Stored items
+ + + +

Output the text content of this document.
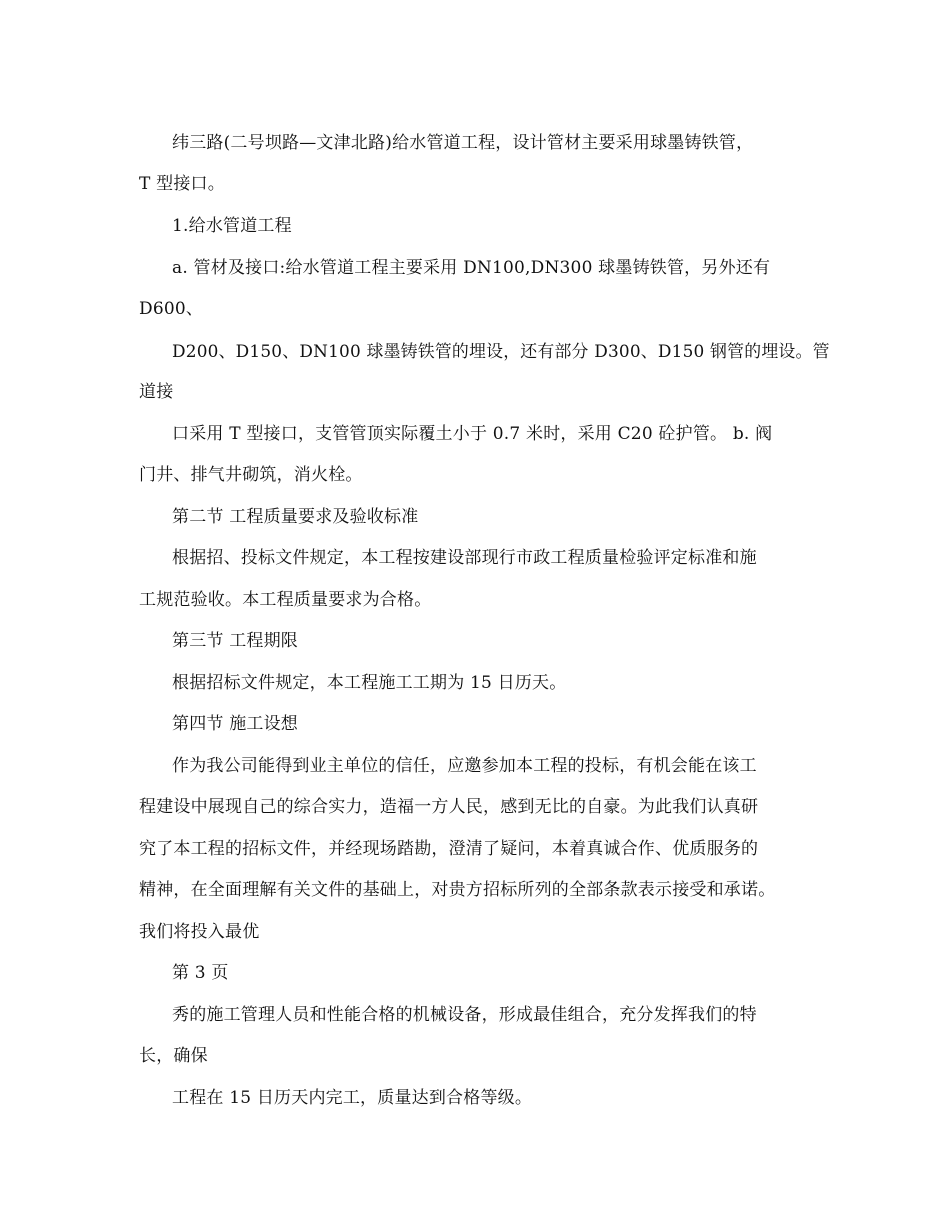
纬三路(二号坝路—文津北路)给水管道工程，设计管材主要采用球墨铸铁管，
T 型接口。
1.给水管道工程
a. 管材及接口:给水管道工程主要采用 DN100,DN300 球墨铸铁管，另外还有
D600、
D200、D150、DN100 球墨铸铁管的埋设，还有部分 D300、D150 钢管的埋设。管
道接
口采用 T 型接口，支管管顶实际覆土小于 0.7 米时，采用 C20 砼护管。 b. 阀
门井、排气井砌筑，消火栓。
第二节 工程质量要求及验收标准
根据招、投标文件规定，本工程按建设部现行市政工程质量检验评定标准和施
工规范验收。本工程质量要求为合格。
第三节 工程期限
根据招标文件规定，本工程施工工期为 15 日历天。
第四节 施工设想
作为我公司能得到业主单位的信任，应邀参加本工程的投标，有机会能在该工
程建设中展现自己的综合实力，造福一方人民，感到无比的自豪。为此我们认真研
究了本工程的招标文件，并经现场踏勘，澄清了疑问，本着真诚合作、优质服务的
精神，在全面理解有关文件的基础上，对贵方招标所列的全部条款表示接受和承诺。
我们将投入最优
第 3 页
秀的施工管理人员和性能合格的机械设备，形成最佳组合，充分发挥我们的特
长，确保
工程在 15 日历天内完工，质量达到合格等级。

+ + + +

JOB
Write every entry out again exactly, dropping the pictures.

EXERCISE SOLUTION
Output the text content of this document.
纬三路(二号坝路—文津北路)给水管道工程，设计管材主要采用球墨铸铁管，
T 型接口。
1.给水管道工程
a. 管材及接口:给水管道工程主要采用 DN100,DN300 球墨铸铁管，另外还有
D600、
D200、D150、DN100 球墨铸铁管的埋设，还有部分 D300、D150 钢管的埋设。管
道接
口采用 T 型接口，支管管顶实际覆土小于 0.7 米时，采用 C20 砼护管。 b. 阀
门井、排气井砌筑，消火栓。
第二节 工程质量要求及验收标准
根据招、投标文件规定，本工程按建设部现行市政工程质量检验评定标准和施
工规范验收。本工程质量要求为合格。
第三节 工程期限
根据招标文件规定，本工程施工工期为 15 日历天。
第四节 施工设想
作为我公司能得到业主单位的信任，应邀参加本工程的投标，有机会能在该工
程建设中展现自己的综合实力，造福一方人民，感到无比的自豪。为此我们认真研
究了本工程的招标文件，并经现场踏勘，澄清了疑问，本着真诚合作、优质服务的
精神，在全面理解有关文件的基础上，对贵方招标所列的全部条款表示接受和承诺。
我们将投入最优
第 3 页
秀的施工管理人员和性能合格的机械设备，形成最佳组合，充分发挥我们的特
长，确保
工程在 15 日历天内完工，质量达到合格等级。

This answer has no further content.